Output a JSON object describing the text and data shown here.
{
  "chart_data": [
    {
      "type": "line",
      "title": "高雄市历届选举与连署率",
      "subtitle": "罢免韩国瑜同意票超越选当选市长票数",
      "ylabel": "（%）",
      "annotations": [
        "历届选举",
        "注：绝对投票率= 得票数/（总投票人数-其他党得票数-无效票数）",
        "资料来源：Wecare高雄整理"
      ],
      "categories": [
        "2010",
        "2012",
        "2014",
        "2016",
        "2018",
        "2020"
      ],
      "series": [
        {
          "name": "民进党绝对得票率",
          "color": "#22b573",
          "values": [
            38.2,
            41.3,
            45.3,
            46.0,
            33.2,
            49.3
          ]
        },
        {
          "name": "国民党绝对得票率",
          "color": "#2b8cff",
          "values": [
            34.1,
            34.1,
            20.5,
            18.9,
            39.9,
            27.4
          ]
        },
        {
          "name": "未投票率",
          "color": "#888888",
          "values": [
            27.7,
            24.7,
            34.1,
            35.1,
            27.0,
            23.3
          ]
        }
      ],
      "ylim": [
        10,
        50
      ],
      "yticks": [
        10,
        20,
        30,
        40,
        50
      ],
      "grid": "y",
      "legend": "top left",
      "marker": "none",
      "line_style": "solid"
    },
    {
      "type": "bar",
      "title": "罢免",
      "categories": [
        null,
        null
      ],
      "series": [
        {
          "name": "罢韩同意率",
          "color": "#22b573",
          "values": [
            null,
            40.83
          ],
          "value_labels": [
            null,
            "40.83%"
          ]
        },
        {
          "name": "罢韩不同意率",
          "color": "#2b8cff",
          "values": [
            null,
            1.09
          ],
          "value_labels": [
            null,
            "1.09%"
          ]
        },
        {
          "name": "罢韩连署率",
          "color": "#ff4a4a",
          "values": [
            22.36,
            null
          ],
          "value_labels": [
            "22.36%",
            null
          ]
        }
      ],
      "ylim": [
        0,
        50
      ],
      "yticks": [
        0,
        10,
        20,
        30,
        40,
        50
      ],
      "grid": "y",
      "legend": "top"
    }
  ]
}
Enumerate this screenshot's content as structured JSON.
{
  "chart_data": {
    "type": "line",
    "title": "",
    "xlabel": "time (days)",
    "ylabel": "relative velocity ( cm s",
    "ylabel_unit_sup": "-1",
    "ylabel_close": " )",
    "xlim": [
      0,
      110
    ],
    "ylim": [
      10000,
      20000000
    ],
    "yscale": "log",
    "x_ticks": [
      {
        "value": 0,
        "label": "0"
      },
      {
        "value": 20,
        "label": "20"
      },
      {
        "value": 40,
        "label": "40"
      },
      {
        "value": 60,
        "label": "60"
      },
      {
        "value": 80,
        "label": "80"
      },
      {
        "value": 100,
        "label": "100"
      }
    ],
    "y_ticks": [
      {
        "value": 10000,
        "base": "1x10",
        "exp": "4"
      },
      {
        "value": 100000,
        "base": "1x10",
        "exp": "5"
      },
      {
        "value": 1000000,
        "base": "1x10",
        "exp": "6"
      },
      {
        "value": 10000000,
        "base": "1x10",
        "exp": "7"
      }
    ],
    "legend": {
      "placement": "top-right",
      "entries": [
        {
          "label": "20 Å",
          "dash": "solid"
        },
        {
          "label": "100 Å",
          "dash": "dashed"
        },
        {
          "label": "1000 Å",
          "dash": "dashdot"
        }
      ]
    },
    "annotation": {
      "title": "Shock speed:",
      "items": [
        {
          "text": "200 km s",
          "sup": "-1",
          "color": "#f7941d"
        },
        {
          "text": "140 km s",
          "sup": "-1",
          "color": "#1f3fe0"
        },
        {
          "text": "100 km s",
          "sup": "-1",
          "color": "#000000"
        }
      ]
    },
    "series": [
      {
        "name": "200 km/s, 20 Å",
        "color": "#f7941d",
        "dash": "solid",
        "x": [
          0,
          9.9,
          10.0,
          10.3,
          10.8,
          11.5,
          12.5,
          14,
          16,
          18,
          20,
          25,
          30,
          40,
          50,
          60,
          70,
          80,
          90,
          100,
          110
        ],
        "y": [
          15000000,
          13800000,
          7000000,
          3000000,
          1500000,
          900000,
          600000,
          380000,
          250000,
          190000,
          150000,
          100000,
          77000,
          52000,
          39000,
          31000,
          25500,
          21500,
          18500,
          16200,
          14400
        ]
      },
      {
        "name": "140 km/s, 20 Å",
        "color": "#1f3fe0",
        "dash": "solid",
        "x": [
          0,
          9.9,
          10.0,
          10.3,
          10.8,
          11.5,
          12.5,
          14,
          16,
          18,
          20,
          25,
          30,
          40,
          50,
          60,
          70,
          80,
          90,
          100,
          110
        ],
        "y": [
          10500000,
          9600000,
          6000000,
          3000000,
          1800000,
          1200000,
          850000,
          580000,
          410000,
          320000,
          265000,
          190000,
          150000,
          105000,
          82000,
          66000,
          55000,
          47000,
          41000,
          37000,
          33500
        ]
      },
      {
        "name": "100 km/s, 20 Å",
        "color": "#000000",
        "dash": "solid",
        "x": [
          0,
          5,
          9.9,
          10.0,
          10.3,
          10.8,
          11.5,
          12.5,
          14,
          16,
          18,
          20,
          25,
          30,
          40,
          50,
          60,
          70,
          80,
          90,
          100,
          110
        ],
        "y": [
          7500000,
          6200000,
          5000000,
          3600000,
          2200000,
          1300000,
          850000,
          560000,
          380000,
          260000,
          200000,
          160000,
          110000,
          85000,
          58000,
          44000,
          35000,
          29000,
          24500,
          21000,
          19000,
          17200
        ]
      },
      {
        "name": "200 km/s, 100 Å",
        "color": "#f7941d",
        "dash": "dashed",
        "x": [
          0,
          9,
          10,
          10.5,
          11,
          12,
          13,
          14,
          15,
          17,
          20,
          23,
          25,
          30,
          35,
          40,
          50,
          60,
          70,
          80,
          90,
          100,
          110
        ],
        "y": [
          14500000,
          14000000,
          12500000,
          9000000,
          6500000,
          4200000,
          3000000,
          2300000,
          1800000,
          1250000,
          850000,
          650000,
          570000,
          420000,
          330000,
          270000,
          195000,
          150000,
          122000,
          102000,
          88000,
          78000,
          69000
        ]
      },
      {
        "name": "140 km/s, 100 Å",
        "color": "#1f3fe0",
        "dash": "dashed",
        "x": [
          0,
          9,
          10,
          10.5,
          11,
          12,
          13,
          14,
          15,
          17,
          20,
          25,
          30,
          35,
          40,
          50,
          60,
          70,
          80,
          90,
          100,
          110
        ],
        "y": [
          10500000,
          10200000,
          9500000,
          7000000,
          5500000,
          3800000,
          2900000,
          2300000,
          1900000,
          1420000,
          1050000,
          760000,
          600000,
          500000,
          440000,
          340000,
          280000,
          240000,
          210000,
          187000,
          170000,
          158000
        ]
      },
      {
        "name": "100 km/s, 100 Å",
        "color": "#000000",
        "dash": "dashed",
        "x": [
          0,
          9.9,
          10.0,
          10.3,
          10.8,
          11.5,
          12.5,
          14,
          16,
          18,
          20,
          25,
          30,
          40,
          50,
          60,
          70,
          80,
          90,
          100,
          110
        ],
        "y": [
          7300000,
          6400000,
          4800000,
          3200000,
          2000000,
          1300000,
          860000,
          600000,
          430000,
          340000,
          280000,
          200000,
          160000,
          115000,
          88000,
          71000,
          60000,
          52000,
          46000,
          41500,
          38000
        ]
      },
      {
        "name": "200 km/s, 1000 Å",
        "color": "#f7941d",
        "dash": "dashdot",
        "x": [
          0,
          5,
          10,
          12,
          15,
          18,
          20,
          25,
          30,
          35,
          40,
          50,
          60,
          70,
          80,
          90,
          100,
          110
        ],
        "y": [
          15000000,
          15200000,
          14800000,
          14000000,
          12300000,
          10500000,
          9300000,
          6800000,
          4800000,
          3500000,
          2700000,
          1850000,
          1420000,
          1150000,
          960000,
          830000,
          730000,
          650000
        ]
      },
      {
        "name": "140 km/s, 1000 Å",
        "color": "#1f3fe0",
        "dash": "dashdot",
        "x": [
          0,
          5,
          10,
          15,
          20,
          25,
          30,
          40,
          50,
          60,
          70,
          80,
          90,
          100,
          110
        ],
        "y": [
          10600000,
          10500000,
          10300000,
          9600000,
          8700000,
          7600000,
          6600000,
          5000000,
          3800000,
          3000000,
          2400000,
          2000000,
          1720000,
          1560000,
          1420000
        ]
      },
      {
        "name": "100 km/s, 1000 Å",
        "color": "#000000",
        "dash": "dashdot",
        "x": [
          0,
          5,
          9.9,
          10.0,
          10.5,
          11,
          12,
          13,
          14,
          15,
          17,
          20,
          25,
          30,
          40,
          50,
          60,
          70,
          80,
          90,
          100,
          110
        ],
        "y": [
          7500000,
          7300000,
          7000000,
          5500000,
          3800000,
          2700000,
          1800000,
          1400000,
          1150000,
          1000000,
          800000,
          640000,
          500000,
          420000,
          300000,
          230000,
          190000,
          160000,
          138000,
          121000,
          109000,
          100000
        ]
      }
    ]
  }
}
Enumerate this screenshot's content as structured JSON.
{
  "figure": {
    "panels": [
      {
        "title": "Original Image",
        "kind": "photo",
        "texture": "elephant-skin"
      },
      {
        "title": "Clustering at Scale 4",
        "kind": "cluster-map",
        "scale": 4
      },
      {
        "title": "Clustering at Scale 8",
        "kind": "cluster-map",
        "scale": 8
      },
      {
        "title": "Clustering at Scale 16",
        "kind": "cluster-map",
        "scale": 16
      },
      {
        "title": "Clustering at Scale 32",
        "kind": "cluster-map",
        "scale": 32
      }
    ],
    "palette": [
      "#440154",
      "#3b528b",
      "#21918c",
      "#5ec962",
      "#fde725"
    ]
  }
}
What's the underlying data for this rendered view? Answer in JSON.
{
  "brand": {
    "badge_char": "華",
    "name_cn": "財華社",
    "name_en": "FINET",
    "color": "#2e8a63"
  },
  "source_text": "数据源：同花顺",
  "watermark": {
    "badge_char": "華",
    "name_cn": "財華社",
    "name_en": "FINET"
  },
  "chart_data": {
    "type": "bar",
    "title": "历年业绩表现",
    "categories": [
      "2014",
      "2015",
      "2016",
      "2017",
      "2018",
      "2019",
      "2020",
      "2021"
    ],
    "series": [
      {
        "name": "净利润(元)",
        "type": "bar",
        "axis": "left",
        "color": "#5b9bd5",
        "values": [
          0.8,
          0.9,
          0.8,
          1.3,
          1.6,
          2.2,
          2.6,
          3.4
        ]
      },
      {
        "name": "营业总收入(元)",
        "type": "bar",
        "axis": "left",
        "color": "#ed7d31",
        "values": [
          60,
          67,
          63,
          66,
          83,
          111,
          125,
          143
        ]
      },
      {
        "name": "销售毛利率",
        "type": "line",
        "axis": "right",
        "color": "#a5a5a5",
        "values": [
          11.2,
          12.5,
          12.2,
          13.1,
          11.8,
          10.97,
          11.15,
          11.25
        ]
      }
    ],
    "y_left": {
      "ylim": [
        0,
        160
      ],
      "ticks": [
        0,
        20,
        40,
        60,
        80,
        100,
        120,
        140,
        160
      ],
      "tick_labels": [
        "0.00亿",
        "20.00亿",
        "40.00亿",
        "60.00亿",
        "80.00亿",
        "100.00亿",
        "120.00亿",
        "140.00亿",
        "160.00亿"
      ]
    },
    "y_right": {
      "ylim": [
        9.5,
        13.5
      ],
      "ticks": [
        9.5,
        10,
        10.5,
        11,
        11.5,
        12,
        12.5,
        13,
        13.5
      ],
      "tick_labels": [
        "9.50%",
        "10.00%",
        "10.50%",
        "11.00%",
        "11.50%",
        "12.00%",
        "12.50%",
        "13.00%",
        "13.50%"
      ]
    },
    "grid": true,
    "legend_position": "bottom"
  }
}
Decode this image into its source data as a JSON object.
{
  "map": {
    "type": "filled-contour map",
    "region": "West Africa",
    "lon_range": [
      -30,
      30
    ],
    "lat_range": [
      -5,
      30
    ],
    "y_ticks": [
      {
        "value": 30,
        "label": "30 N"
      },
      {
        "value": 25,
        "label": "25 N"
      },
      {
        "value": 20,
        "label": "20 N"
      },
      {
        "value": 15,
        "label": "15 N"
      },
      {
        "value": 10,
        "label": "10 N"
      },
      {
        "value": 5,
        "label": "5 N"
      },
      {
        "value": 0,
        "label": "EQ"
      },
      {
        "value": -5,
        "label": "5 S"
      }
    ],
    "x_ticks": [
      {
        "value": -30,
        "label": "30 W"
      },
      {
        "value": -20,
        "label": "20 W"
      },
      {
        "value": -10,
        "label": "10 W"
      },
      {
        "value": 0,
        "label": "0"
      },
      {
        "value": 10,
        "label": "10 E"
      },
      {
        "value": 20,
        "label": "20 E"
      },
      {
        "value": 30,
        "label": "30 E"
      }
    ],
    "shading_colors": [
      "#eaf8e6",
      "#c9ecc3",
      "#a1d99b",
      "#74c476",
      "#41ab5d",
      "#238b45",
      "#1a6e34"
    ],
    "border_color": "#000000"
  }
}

______________________________

#### WHAT THE TASK ASKS
Find every line above that contains the word "type", and return each one.

#### REPLY TO THE EXERCISE
      "type": "line",
      "type": "bar",
    "type": "line",
    "type": "bar",
        "type": "bar",
        "type": "bar",
        "type": "line",
    "type": "filled-contour map",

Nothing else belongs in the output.